Stored data
·····

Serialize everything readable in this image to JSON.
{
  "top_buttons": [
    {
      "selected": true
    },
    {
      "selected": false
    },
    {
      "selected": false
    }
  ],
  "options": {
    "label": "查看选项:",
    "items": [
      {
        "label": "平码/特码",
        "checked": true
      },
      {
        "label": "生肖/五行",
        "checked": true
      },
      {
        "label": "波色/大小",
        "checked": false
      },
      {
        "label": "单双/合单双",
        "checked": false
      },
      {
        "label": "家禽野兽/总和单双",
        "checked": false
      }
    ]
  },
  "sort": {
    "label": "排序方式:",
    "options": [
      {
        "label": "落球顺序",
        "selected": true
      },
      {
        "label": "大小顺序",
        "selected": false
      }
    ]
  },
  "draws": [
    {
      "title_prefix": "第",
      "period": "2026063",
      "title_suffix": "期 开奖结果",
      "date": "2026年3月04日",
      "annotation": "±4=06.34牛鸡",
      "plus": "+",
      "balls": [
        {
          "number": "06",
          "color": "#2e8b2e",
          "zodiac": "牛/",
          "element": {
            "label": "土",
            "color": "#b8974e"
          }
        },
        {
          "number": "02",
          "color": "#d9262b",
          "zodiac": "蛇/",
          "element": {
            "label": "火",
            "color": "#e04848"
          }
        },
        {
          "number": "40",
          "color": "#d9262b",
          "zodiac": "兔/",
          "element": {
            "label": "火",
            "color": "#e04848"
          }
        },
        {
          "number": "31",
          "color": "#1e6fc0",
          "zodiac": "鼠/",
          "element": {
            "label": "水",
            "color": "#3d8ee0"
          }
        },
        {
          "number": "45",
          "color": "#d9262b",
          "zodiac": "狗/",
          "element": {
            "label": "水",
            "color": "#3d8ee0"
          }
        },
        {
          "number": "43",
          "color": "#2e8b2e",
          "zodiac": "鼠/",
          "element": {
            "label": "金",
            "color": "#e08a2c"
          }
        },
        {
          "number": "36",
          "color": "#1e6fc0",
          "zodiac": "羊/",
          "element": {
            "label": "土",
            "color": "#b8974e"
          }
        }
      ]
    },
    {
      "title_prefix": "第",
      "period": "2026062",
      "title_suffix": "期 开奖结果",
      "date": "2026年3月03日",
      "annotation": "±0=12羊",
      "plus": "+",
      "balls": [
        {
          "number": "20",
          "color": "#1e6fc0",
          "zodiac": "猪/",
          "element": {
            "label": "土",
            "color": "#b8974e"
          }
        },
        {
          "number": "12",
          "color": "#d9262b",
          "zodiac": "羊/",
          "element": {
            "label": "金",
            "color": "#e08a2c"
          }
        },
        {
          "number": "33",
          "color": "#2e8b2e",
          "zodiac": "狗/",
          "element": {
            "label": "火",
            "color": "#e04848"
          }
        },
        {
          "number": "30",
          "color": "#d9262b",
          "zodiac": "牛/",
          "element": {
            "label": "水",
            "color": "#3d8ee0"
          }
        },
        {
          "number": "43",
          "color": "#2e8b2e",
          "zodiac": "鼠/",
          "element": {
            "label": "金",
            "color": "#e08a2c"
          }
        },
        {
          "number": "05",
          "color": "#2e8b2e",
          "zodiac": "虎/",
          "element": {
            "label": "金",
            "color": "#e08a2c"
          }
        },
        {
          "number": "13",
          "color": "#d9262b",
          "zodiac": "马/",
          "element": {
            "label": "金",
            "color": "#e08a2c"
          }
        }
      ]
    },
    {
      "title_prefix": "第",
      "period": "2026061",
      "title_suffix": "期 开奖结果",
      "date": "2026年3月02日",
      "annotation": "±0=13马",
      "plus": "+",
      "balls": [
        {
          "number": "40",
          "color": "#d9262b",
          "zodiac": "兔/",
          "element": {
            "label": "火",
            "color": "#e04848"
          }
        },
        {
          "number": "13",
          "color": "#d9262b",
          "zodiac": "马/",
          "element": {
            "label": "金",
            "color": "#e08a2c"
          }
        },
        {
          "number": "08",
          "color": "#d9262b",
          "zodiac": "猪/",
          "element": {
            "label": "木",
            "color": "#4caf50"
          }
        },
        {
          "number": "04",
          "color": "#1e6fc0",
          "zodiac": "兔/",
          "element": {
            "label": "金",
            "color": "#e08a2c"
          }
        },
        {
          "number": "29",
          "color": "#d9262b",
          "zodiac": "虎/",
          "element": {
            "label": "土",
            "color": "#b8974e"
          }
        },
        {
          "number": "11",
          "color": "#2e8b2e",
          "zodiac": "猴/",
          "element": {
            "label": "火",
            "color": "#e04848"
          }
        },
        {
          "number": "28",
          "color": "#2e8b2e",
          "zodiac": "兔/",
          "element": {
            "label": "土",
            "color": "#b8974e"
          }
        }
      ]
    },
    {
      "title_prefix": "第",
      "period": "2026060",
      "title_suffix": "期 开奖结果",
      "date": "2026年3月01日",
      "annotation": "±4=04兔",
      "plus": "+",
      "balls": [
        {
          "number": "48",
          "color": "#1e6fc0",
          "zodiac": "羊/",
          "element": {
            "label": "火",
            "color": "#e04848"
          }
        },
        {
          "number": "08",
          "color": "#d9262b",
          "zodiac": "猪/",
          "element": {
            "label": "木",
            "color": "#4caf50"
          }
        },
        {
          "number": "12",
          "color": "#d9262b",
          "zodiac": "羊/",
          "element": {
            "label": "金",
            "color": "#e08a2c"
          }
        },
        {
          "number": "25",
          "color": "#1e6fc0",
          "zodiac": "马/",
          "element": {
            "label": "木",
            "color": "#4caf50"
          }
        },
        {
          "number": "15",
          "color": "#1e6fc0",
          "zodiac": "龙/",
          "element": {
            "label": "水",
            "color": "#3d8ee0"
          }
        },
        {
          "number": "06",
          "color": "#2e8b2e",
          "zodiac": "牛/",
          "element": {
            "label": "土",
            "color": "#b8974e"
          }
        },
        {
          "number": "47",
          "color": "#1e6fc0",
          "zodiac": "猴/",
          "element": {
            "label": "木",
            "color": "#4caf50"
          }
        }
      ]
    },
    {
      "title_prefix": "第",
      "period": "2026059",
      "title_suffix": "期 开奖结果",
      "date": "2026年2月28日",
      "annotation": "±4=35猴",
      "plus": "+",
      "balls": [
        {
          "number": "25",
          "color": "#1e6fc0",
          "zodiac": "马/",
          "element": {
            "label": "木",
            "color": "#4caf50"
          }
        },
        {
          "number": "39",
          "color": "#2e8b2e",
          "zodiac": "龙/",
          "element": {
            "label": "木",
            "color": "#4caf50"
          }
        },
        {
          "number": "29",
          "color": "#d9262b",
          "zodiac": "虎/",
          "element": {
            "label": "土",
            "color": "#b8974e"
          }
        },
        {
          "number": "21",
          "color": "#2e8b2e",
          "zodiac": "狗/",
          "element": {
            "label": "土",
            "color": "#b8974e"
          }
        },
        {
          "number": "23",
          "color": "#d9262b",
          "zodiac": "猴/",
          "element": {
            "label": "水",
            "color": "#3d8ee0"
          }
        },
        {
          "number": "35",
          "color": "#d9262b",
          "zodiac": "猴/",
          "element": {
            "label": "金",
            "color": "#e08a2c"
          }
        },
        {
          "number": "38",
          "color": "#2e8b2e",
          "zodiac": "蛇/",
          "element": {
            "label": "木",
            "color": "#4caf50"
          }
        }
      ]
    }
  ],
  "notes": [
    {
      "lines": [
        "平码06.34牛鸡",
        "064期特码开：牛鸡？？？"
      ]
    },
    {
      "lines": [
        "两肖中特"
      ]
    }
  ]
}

·····

Written request
Search the data for the string "date". List each line that has it.

Solution to this problem
      "date": "2026年3月04日",
      "date": "2026年3月03日",
      "date": "2026年3月02日",
      "date": "2026年3月01日",
      "date": "2026年2月28日",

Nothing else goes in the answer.